**Activities**
#1 In the account of a husband leaving during the writer's illness, where does the writer volunteer?
#2 Shorten the paragraph of the account of a husband leaving during the writer's illness that begins "Yup, my husband ran mere weeks", keeping its main facts.
#3 Extend the account of a husband leaving during the writer's illness past its final sentence.

----- Passage provided -----

Yup, my husband ran mere weeks after the doc announced it was time for me to finally start dialysis. I was ill when we got married, and he knew it was coming, but after years of my increasingly poor health, he'd found someone healthy instead.
"I've changed my mind; I really do want kids after all." (She already had 3.)
"I can't find a job I can make money at because I always have to have one that will pay for your insurance." (She worked for a hospital, and could provide him with insurance once they got married.)
"I'm tired of always spending all the money on medical bills and never having anything fun. (Not like that had stopped him from running up all the credit cards, even when I spent all my time trying to keep a cap on all our spending.)
"I can solve her problems: I can't fix anything for you." (She needed a dad and someone who could help fix her house, both easier to provide than care-giving or a kidney.)
"You're so strong, you don't need me like she does." (So if I'd curled up in a corner and whimpered instead of being active and doing as much as I could to deal with things myself, that would have been better?)
and the best one of all...."I'd didn't think it would be this bad for this long." ( Sorry, I'll try to die faster next time!)
Unfortunately, it seems to be pretty common when there's a chronic illness involved. I see it here on IHD, and I see a lot of it at the cancer support group I volunteer at.

----- Dataset records -----

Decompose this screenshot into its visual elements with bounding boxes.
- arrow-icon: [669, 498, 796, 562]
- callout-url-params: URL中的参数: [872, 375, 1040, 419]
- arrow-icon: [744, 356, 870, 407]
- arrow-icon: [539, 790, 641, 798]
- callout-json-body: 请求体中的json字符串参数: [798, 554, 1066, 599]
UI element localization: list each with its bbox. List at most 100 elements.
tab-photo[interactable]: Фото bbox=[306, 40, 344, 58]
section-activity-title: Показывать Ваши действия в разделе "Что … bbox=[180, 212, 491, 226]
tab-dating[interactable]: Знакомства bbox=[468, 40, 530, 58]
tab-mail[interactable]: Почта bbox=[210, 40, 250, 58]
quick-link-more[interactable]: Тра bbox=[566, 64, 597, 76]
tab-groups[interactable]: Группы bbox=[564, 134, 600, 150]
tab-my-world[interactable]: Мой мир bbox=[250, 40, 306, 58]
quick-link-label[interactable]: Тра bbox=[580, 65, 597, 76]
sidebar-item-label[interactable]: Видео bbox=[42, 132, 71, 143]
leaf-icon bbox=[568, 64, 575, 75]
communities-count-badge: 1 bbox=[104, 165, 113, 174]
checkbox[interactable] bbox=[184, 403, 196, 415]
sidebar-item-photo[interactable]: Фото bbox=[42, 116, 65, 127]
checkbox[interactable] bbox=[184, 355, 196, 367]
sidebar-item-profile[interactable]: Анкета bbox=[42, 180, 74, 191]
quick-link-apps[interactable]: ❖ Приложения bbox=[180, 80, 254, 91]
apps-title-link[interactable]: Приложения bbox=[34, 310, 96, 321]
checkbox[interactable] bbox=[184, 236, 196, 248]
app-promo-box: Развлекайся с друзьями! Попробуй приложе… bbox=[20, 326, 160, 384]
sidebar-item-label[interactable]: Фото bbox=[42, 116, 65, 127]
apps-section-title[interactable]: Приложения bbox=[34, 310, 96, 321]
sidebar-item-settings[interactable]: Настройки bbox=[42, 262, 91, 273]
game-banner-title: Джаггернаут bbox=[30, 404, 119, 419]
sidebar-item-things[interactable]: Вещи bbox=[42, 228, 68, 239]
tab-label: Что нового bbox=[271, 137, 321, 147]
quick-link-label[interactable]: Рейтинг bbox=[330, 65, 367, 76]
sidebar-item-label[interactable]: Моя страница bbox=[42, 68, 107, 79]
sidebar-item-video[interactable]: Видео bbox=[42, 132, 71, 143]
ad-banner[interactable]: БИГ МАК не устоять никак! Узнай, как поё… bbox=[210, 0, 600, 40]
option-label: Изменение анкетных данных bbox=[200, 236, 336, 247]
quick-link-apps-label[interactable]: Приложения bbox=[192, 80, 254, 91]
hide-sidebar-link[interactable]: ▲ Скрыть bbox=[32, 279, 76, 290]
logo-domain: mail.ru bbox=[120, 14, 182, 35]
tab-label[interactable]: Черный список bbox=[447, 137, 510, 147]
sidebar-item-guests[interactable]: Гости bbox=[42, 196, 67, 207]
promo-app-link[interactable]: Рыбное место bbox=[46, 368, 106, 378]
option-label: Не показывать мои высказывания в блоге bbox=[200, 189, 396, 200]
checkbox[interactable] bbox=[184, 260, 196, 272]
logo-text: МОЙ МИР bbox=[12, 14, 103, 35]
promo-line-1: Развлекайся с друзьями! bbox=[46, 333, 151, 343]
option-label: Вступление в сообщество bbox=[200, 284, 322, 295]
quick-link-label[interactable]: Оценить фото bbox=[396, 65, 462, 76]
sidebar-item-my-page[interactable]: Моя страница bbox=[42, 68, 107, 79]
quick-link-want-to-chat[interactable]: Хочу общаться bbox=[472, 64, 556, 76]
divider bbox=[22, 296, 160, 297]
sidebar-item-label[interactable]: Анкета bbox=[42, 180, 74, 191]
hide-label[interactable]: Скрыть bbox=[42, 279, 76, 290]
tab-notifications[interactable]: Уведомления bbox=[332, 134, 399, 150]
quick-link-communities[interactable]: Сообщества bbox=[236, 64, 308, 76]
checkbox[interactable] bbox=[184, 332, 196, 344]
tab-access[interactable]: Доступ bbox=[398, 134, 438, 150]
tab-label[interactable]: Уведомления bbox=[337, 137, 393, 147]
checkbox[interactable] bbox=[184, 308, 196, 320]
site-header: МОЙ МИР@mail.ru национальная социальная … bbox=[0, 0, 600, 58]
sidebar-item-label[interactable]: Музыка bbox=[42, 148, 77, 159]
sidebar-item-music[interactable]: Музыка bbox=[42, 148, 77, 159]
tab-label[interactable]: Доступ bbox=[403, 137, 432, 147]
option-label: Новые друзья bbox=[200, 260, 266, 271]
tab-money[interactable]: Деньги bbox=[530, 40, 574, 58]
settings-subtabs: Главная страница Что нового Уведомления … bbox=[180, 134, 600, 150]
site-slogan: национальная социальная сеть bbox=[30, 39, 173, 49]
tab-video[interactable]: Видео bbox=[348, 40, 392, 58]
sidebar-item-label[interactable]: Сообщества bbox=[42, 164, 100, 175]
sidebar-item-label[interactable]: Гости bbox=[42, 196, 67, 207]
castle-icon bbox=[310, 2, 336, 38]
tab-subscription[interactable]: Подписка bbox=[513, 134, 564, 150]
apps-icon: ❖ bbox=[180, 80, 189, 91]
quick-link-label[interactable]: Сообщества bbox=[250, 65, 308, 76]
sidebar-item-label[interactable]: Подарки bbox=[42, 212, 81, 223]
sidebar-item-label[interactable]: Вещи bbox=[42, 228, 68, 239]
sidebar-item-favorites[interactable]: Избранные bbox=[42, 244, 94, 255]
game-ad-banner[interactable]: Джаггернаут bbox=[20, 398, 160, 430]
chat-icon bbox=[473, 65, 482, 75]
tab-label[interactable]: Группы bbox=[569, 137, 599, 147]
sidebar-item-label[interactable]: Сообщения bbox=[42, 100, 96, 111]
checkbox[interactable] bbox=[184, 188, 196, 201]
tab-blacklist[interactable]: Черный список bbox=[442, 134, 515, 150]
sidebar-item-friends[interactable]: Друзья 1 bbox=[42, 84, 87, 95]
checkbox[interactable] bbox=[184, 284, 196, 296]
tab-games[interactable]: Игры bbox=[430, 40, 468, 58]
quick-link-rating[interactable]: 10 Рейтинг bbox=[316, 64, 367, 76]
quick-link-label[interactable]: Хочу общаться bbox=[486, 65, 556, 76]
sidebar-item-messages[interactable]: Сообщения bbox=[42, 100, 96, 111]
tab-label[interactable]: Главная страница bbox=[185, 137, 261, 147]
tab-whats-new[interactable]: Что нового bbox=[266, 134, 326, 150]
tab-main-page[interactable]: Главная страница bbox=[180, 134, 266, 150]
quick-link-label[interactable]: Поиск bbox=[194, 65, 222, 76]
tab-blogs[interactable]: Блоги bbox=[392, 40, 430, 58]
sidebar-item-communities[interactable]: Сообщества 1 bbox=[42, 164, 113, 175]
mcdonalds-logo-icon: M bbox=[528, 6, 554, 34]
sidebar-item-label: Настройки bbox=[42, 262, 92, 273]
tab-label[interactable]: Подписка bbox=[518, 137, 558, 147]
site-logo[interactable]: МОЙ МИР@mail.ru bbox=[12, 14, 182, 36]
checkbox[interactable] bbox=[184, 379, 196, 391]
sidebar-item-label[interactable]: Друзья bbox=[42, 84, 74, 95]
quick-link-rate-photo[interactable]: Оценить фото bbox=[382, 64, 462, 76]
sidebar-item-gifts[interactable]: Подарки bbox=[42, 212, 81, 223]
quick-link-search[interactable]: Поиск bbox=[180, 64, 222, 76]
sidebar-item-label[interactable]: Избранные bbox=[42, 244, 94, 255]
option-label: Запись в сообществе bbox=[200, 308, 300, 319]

-----

**Answers for the tasks**
#1 The writer volunteers at a cancer support group.

#2 The writer's husband left only weeks after the doctor said it was time to start dialysis. The writer was already ill when they married, and he knew dialysis was coming, but after years of worsening health he found someone healthy instead.

#3
I do try hard to rise above the urge to gloat when I hear that he's miserable now, still underemployed because he still can't find any full time job, let alone that "perfect job," raising kids that aren't his, bankrupt because without someone to trying to rein in his spending, he went completely overboard with buying toys, and also because he had no idea how much kids cost. He wants a divorce and can't afford one. (I can manage not to laugh sometimes. Not always!)
I consider myself well divorced, actually. I've had to cut off any contact with him because he wouldn't stop trying to get me to take him back. I'm sure I look much more attractive now, off dialysis with a working transplant, and living in a new place and oh, yeah, let's not forget, with a tidy little inheritance that would pay off all his bills.
Seriously, jm - If the counseling doesn't help, I can tell you it's hell going through it, on top of everything else that goes with being sick, but I promise it's survivable. I can poke fun now, but it took me a lot of tears and anger to get to this point.